Omit all images. Write out the rest of the material exactly.

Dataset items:
::::::::
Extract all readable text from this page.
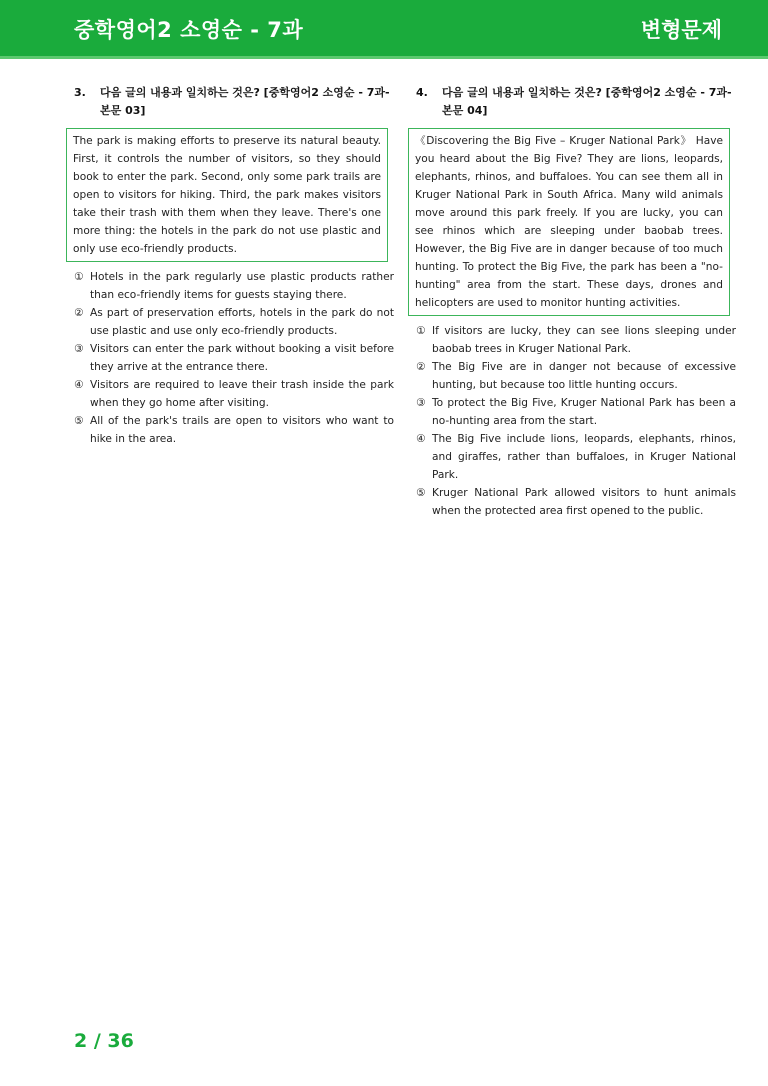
중학영어2 소영순 - 7과	변형문제
3. 다음 글의 내용과 일치하는 것은? [중학영어2 소영순 - 7과-본문 03]
The park is making efforts to preserve its natural beauty. First, it controls the number of visitors, so they should book to enter the park. Second, only some park trails are open to visitors for hiking. Third, the park makes visitors take their trash with them when they leave. There's one more thing: the hotels in the park do not use plastic and only use eco-friendly products.
① Hotels in the park regularly use plastic products rather than eco-friendly items for guests staying there.
② As part of preservation efforts, hotels in the park do not use plastic and use only eco-friendly products.
③ Visitors can enter the park without booking a visit before they arrive at the entrance there.
④ Visitors are required to leave their trash inside the park when they go home after visiting.
⑤ All of the park's trails are open to visitors who want to hike in the area.
4. 다음 글의 내용과 일치하는 것은? [중학영어2 소영순 - 7과-본문 04]
《Discovering the Big Five – Kruger National Park》 Have you heard about the Big Five? They are lions, leopards, elephants, rhinos, and buffaloes. You can see them all in Kruger National Park in South Africa. Many wild animals move around this park freely. If you are lucky, you can see rhinos which are sleeping under baobab trees. However, the Big Five are in danger because of too much hunting. To protect the Big Five, the park has been a "no-hunting" area from the start. These days, drones and helicopters are used to monitor hunting activities.
① If visitors are lucky, they can see lions sleeping under baobab trees in Kruger National Park.
② The Big Five are in danger not because of excessive hunting, but because too little hunting occurs.
③ To protect the Big Five, Kruger National Park has been a no-hunting area from the start.
④ The Big Five include lions, leopards, elephants, rhinos, and giraffes, rather than buffaloes, in Kruger National Park.
⑤ Kruger National Park allowed visitors to hunt animals when the protected area first opened to the public.
2 / 36
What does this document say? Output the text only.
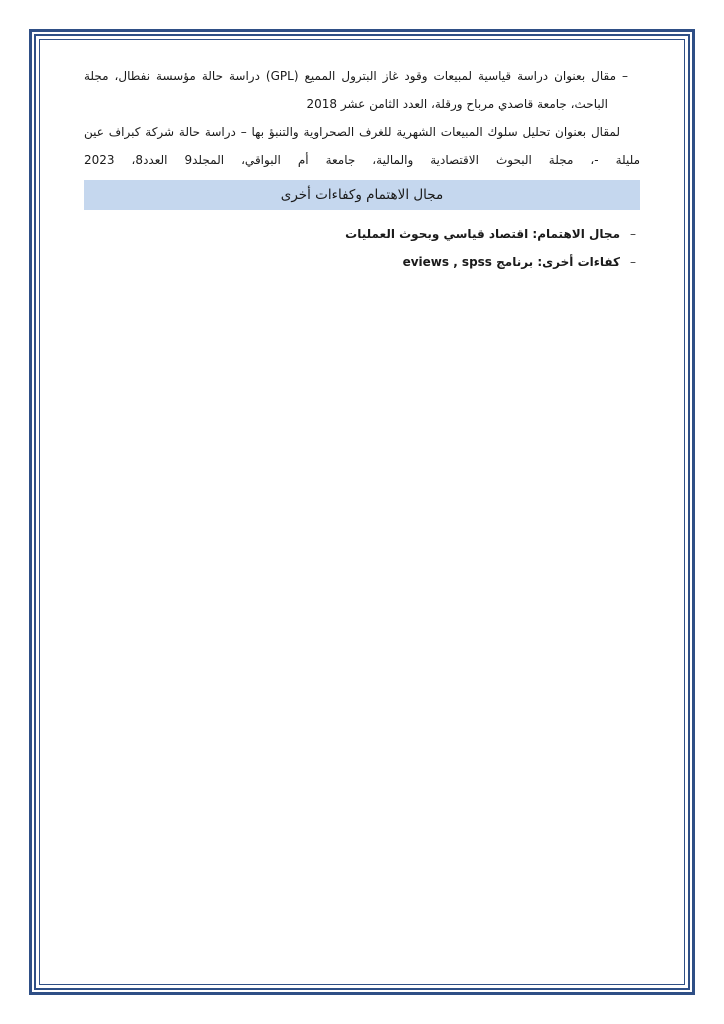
– مقال بعنوان دراسة قياسية لمبيعات وقود غاز البترول المميع (GPL) دراسة حالة مؤسسة نفطال، مجلة

الباحث، جامعة قاصدي مرباح ورقلة، العدد الثامن عشر 2018

لمقال بعنوان تحليل سلوك المبيعات الشهرية للغرف الصحراوية والتنبؤ بها – دراسة حالة شركة كبراف عين

مليلة -، مجلة البحوث الاقتصادية والمالية، جامعة أم البواقي، المجلد9 العدد8، 2023

مجال الاهتمام وكفاءات أخرى
–
مجال الاهتمام: اقتصاد قياسي وبحوث العمليات
–
كفاءات أخرى: برنامج eviews , spss
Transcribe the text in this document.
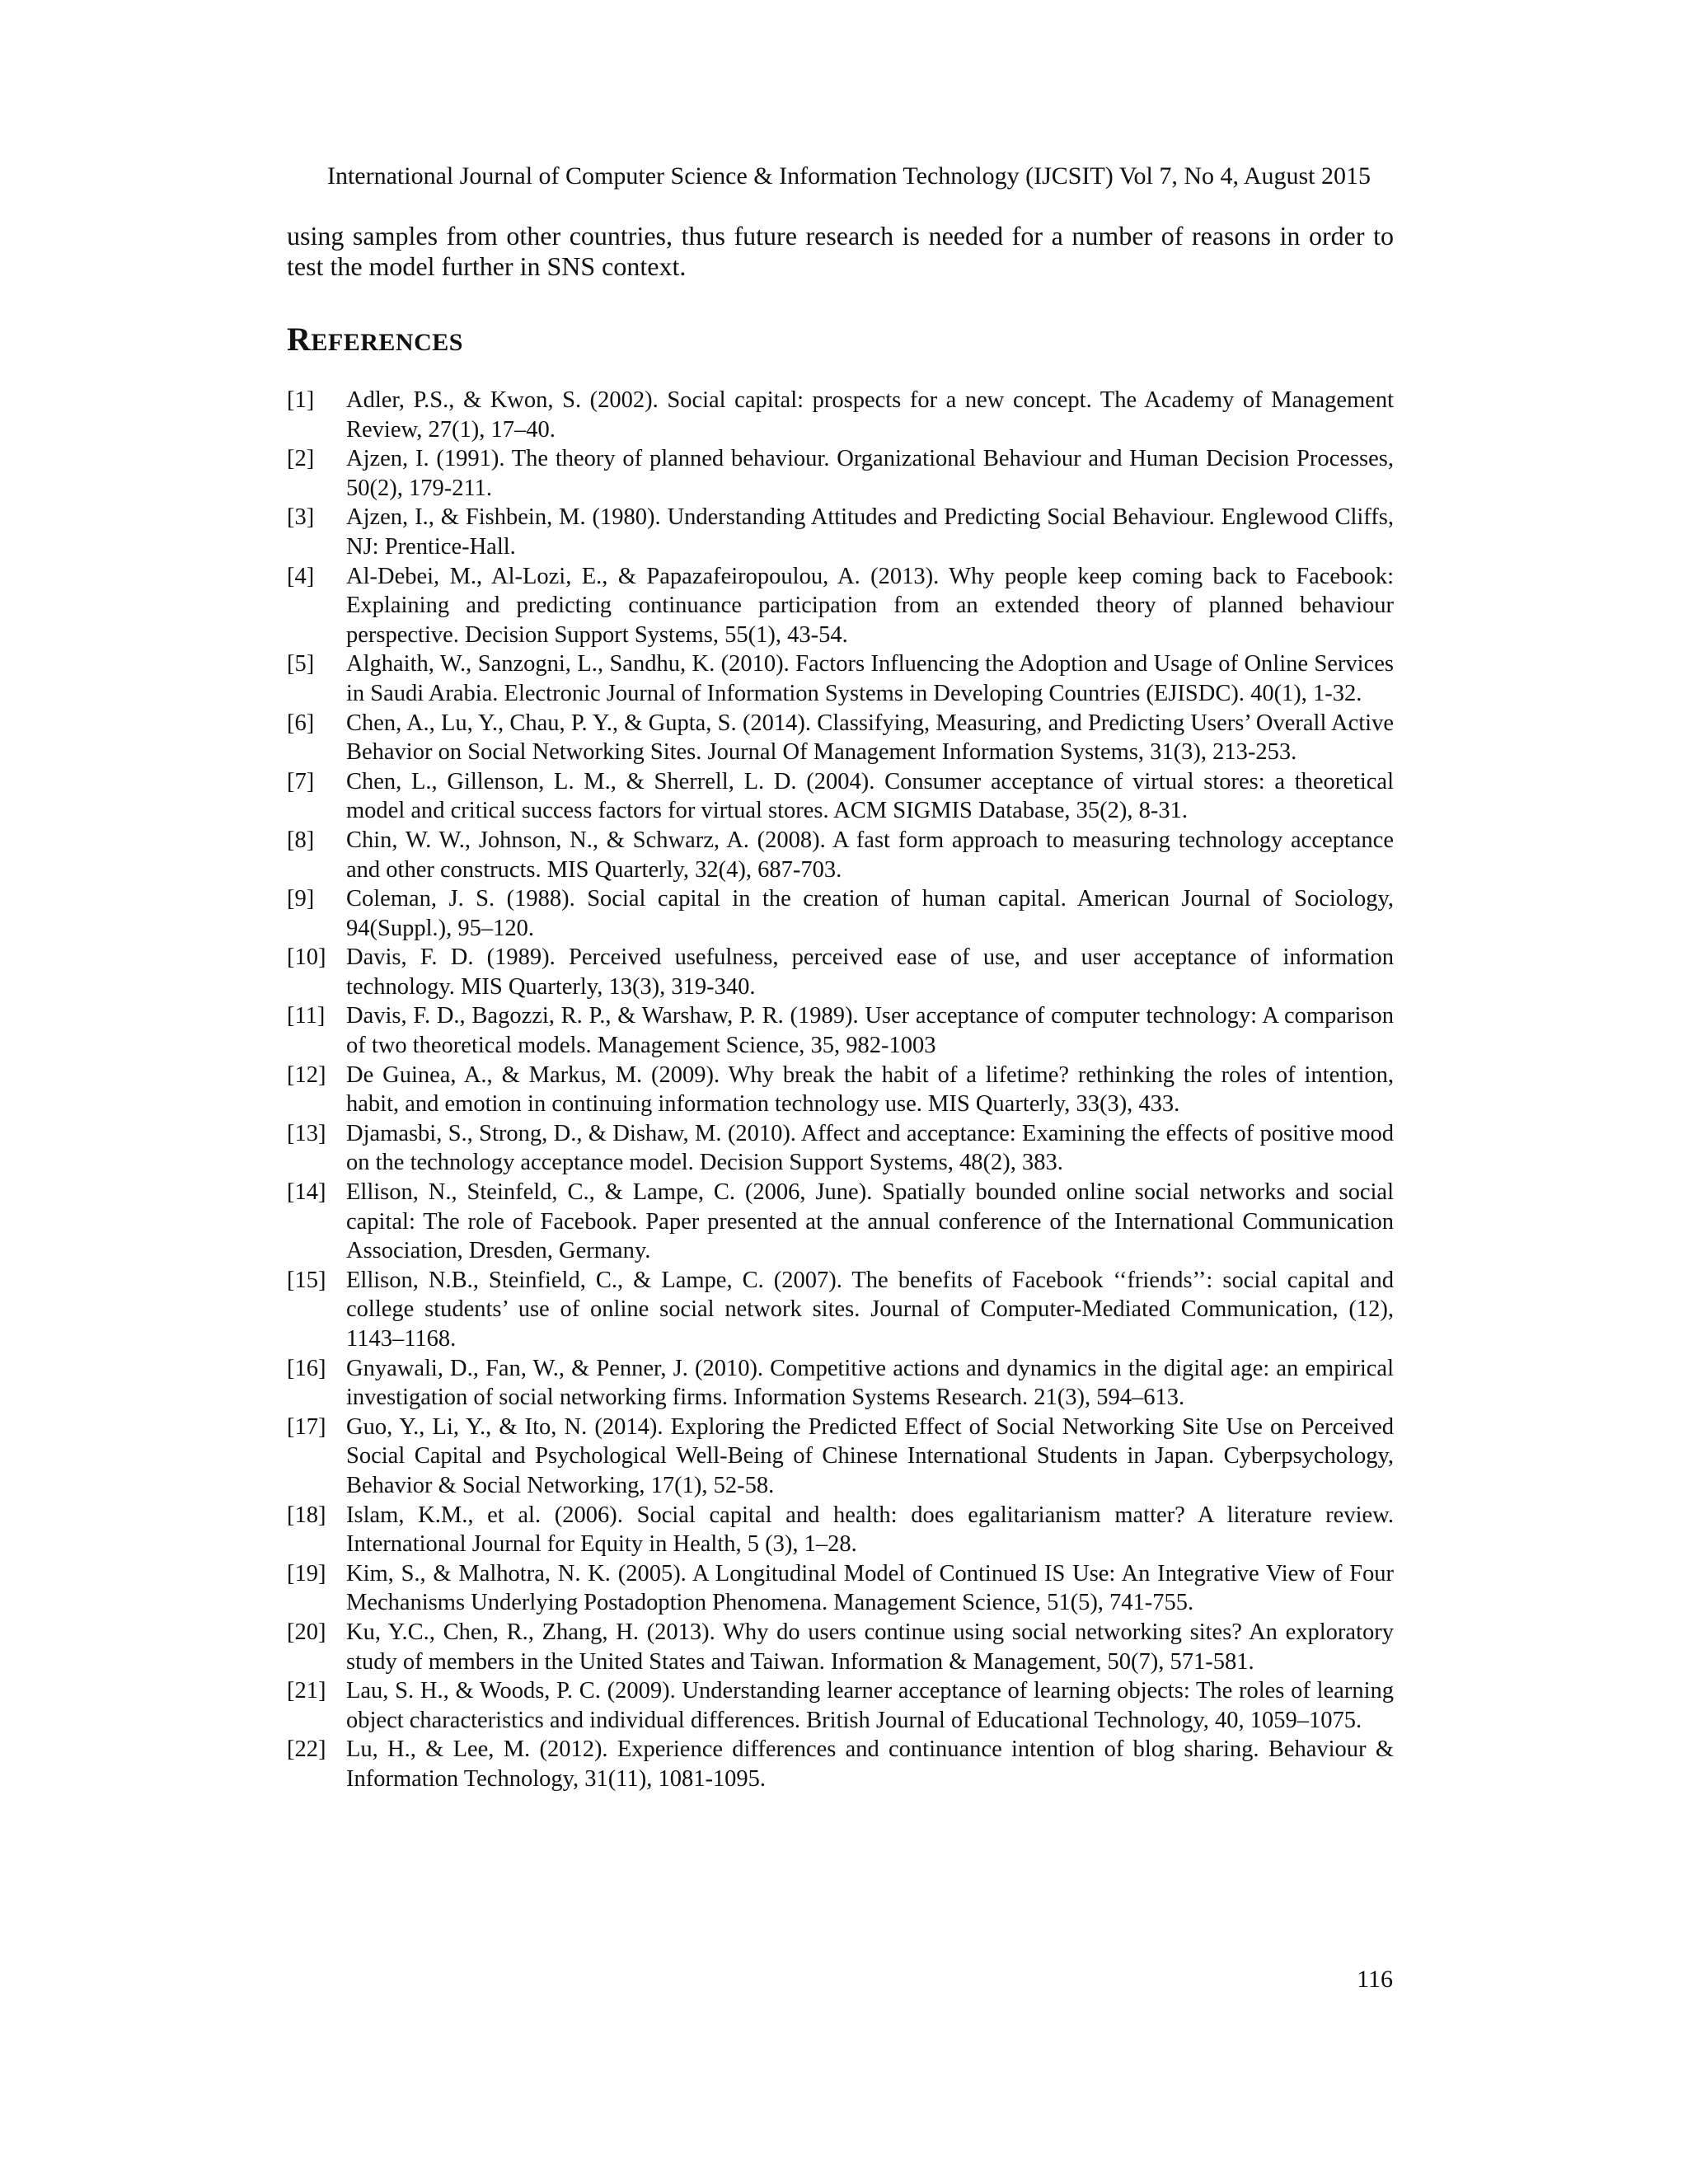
International Journal of Computer Science & Information Technology (IJCSIT) Vol 7, No 4, August 2015

using samples from other countries, thus future research is needed for a number of reasons in order to test the model further in SNS context.

REFERENCES
[1] Adler, P.S., & Kwon, S. (2002). Social capital: prospects for a new concept. The Academy of Management Review, 27(1), 17–40.
[2] Ajzen, I. (1991). The theory of planned behaviour. Organizational Behaviour and Human Decision Processes, 50(2), 179-211.
[3] Ajzen, I., & Fishbein, M. (1980). Understanding Attitudes and Predicting Social Behaviour. Englewood Cliffs, NJ: Prentice-Hall.
[4] Al-Debei, M., Al-Lozi, E., & Papazafeiropoulou, A. (2013). Why people keep coming back to Facebook: Explaining and predicting continuance participation from an extended theory of planned behaviour perspective. Decision Support Systems, 55(1), 43-54.
[5] Alghaith, W., Sanzogni, L., Sandhu, K. (2010). Factors Influencing the Adoption and Usage of Online Services in Saudi Arabia. Electronic Journal of Information Systems in Developing Countries (EJISDC). 40(1), 1-32.
[6] Chen, A., Lu, Y., Chau, P. Y., & Gupta, S. (2014). Classifying, Measuring, and Predicting Users’ Overall Active Behavior on Social Networking Sites. Journal Of Management Information Systems, 31(3), 213-253.
[7] Chen, L., Gillenson, L. M., & Sherrell, L. D. (2004). Consumer acceptance of virtual stores: a theoretical model and critical success factors for virtual stores. ACM SIGMIS Database, 35(2), 8-31.
[8] Chin, W. W., Johnson, N., & Schwarz, A. (2008). A fast form approach to measuring technology acceptance and other constructs. MIS Quarterly, 32(4), 687-703.
[9] Coleman, J. S. (1988). Social capital in the creation of human capital. American Journal of Sociology, 94(Suppl.), 95–120.
[10] Davis, F. D. (1989). Perceived usefulness, perceived ease of use, and user acceptance of information technology. MIS Quarterly, 13(3), 319-340.
[11] Davis, F. D., Bagozzi, R. P., & Warshaw, P. R. (1989). User acceptance of computer technology: A comparison of two theoretical models. Management Science, 35, 982-1003
[12] De Guinea, A., & Markus, M. (2009). Why break the habit of a lifetime? rethinking the roles of intention, habit, and emotion in continuing information technology use. MIS Quarterly, 33(3), 433.
[13] Djamasbi, S., Strong, D., & Dishaw, M. (2010). Affect and acceptance: Examining the effects of positive mood on the technology acceptance model. Decision Support Systems, 48(2), 383.
[14] Ellison, N., Steinfeld, C., & Lampe, C. (2006, June). Spatially bounded online social networks and social capital: The role of Facebook. Paper presented at the annual conference of the International Communication Association, Dresden, Germany.
[15] Ellison, N.B., Steinfield, C., & Lampe, C. (2007). The benefits of Facebook ‘‘friends’’: social capital and college students’ use of online social network sites. Journal of Computer-Mediated Communication, (12), 1143–1168.
[16] Gnyawali, D., Fan, W., & Penner, J. (2010). Competitive actions and dynamics in the digital age: an empirical investigation of social networking firms. Information Systems Research. 21(3), 594–613.
[17] Guo, Y., Li, Y., & Ito, N. (2014). Exploring the Predicted Effect of Social Networking Site Use on Perceived Social Capital and Psychological Well-Being of Chinese International Students in Japan. Cyberpsychology, Behavior & Social Networking, 17(1), 52-58.
[18] Islam, K.M., et al. (2006). Social capital and health: does egalitarianism matter? A literature review. International Journal for Equity in Health, 5 (3), 1–28.
[19] Kim, S., & Malhotra, N. K. (2005). A Longitudinal Model of Continued IS Use: An Integrative View of Four Mechanisms Underlying Postadoption Phenomena. Management Science, 51(5), 741-755.
[20] Ku, Y.C., Chen, R., Zhang, H. (2013). Why do users continue using social networking sites? An exploratory study of members in the United States and Taiwan. Information & Management, 50(7), 571-581.
[21] Lau, S. H., & Woods, P. C. (2009). Understanding learner acceptance of learning objects: The roles of learning object characteristics and individual differences. British Journal of Educational Technology, 40, 1059–1075.
[22] Lu, H., & Lee, M. (2012). Experience differences and continuance intention of blog sharing. Behaviour & Information Technology, 31(11), 1081-1095.
116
::::::::
== Output of the exercise ==
Extract all readable text from this page.
중학영어2 소영순 - 7과	변형문제
3. 다음 글의 내용과 일치하는 것은? [중학영어2 소영순 - 7과-본문 03]
The park is making efforts to preserve its natural beauty. First, it controls the number of visitors, so they should book to enter the park. Second, only some park trails are open to visitors for hiking. Third, the park makes visitors take their trash with them when they leave. There's one more thing: the hotels in the park do not use plastic and only use eco-friendly products.
① Hotels in the park regularly use plastic products rather than eco-friendly items for guests staying there.
② As part of preservation efforts, hotels in the park do not use plastic and use only eco-friendly products.
③ Visitors can enter the park without booking a visit before they arrive at the entrance there.
④ Visitors are required to leave their trash inside the park when they go home after visiting.
⑤ All of the park's trails are open to visitors who want to hike in the area.
4. 다음 글의 내용과 일치하는 것은? [중학영어2 소영순 - 7과-본문 04]
《Discovering the Big Five – Kruger National Park》 Have you heard about the Big Five? They are lions, leopards, elephants, rhinos, and buffaloes. You can see them all in Kruger National Park in South Africa. Many wild animals move around this park freely. If you are lucky, you can see rhinos which are sleeping under baobab trees. However, the Big Five are in danger because of too much hunting. To protect the Big Five, the park has been a "no-hunting" area from the start. These days, drones and helicopters are used to monitor hunting activities.
① If visitors are lucky, they can see lions sleeping under baobab trees in Kruger National Park.
② The Big Five are in danger not because of excessive hunting, but because too little hunting occurs.
③ To protect the Big Five, Kruger National Park has been a no-hunting area from the start.
④ The Big Five include lions, leopards, elephants, rhinos, and giraffes, rather than buffaloes, in Kruger National Park.
⑤ Kruger National Park allowed visitors to hunt animals when the protected area first opened to the public.
2 / 36
What does this document say? Output the text only.
– مقال بعنوان دراسة قياسية لمبيعات وقود غاز البترول المميع (GPL) دراسة حالة مؤسسة نفطال، مجلة

الباحث، جامعة قاصدي مرباح ورقلة، العدد الثامن عشر 2018

لمقال بعنوان تحليل سلوك المبيعات الشهرية للغرف الصحراوية والتنبؤ بها – دراسة حالة شركة كبراف عين

مليلة -، مجلة البحوث الاقتصادية والمالية، جامعة أم البواقي، المجلد9 العدد8، 2023

مجال الاهتمام وكفاءات أخرى
–
مجال الاهتمام: اقتصاد قياسي وبحوث العمليات
–
كفاءات أخرى: برنامج eviews , spss
Transcribe the text in this document.
International Journal of Computer Science & Information Technology (IJCSIT) Vol 7, No 4, August 2015

using samples from other countries, thus future research is needed for a number of reasons in order to test the model further in SNS context.

REFERENCES
[1] Adler, P.S., & Kwon, S. (2002). Social capital: prospects for a new concept. The Academy of Management Review, 27(1), 17–40.
[2] Ajzen, I. (1991). The theory of planned behaviour. Organizational Behaviour and Human Decision Processes, 50(2), 179-211.
[3] Ajzen, I., & Fishbein, M. (1980). Understanding Attitudes and Predicting Social Behaviour. Englewood Cliffs, NJ: Prentice-Hall.
[4] Al-Debei, M., Al-Lozi, E., & Papazafeiropoulou, A. (2013). Why people keep coming back to Facebook: Explaining and predicting continuance participation from an extended theory of planned behaviour perspective. Decision Support Systems, 55(1), 43-54.
[5] Alghaith, W., Sanzogni, L., Sandhu, K. (2010). Factors Influencing the Adoption and Usage of Online Services in Saudi Arabia. Electronic Journal of Information Systems in Developing Countries (EJISDC). 40(1), 1-32.
[6] Chen, A., Lu, Y., Chau, P. Y., & Gupta, S. (2014). Classifying, Measuring, and Predicting Users’ Overall Active Behavior on Social Networking Sites. Journal Of Management Information Systems, 31(3), 213-253.
[7] Chen, L., Gillenson, L. M., & Sherrell, L. D. (2004). Consumer acceptance of virtual stores: a theoretical model and critical success factors for virtual stores. ACM SIGMIS Database, 35(2), 8-31.
[8] Chin, W. W., Johnson, N., & Schwarz, A. (2008). A fast form approach to measuring technology acceptance and other constructs. MIS Quarterly, 32(4), 687-703.
[9] Coleman, J. S. (1988). Social capital in the creation of human capital. American Journal of Sociology, 94(Suppl.), 95–120.
[10] Davis, F. D. (1989). Perceived usefulness, perceived ease of use, and user acceptance of information technology. MIS Quarterly, 13(3), 319-340.
[11] Davis, F. D., Bagozzi, R. P., & Warshaw, P. R. (1989). User acceptance of computer technology: A comparison of two theoretical models. Management Science, 35, 982-1003
[12] De Guinea, A., & Markus, M. (2009). Why break the habit of a lifetime? rethinking the roles of intention, habit, and emotion in continuing information technology use. MIS Quarterly, 33(3), 433.
[13] Djamasbi, S., Strong, D., & Dishaw, M. (2010). Affect and acceptance: Examining the effects of positive mood on the technology acceptance model. Decision Support Systems, 48(2), 383.
[14] Ellison, N., Steinfeld, C., & Lampe, C. (2006, June). Spatially bounded online social networks and social capital: The role of Facebook. Paper presented at the annual conference of the International Communication Association, Dresden, Germany.
[15] Ellison, N.B., Steinfield, C., & Lampe, C. (2007). The benefits of Facebook ‘‘friends’’: social capital and college students’ use of online social network sites. Journal of Computer-Mediated Communication, (12), 1143–1168.
[16] Gnyawali, D., Fan, W., & Penner, J. (2010). Competitive actions and dynamics in the digital age: an empirical investigation of social networking firms. Information Systems Research. 21(3), 594–613.
[17] Guo, Y., Li, Y., & Ito, N. (2014). Exploring the Predicted Effect of Social Networking Site Use on Perceived Social Capital and Psychological Well-Being of Chinese International Students in Japan. Cyberpsychology, Behavior & Social Networking, 17(1), 52-58.
[18] Islam, K.M., et al. (2006). Social capital and health: does egalitarianism matter? A literature review. International Journal for Equity in Health, 5 (3), 1–28.
[19] Kim, S., & Malhotra, N. K. (2005). A Longitudinal Model of Continued IS Use: An Integrative View of Four Mechanisms Underlying Postadoption Phenomena. Management Science, 51(5), 741-755.
[20] Ku, Y.C., Chen, R., Zhang, H. (2013). Why do users continue using social networking sites? An exploratory study of members in the United States and Taiwan. Information & Management, 50(7), 571-581.
[21] Lau, S. H., & Woods, P. C. (2009). Understanding learner acceptance of learning objects: The roles of learning object characteristics and individual differences. British Journal of Educational Technology, 40, 1059–1075.
[22] Lu, H., & Lee, M. (2012). Experience differences and continuance intention of blog sharing. Behaviour & Information Technology, 31(11), 1081-1095.
116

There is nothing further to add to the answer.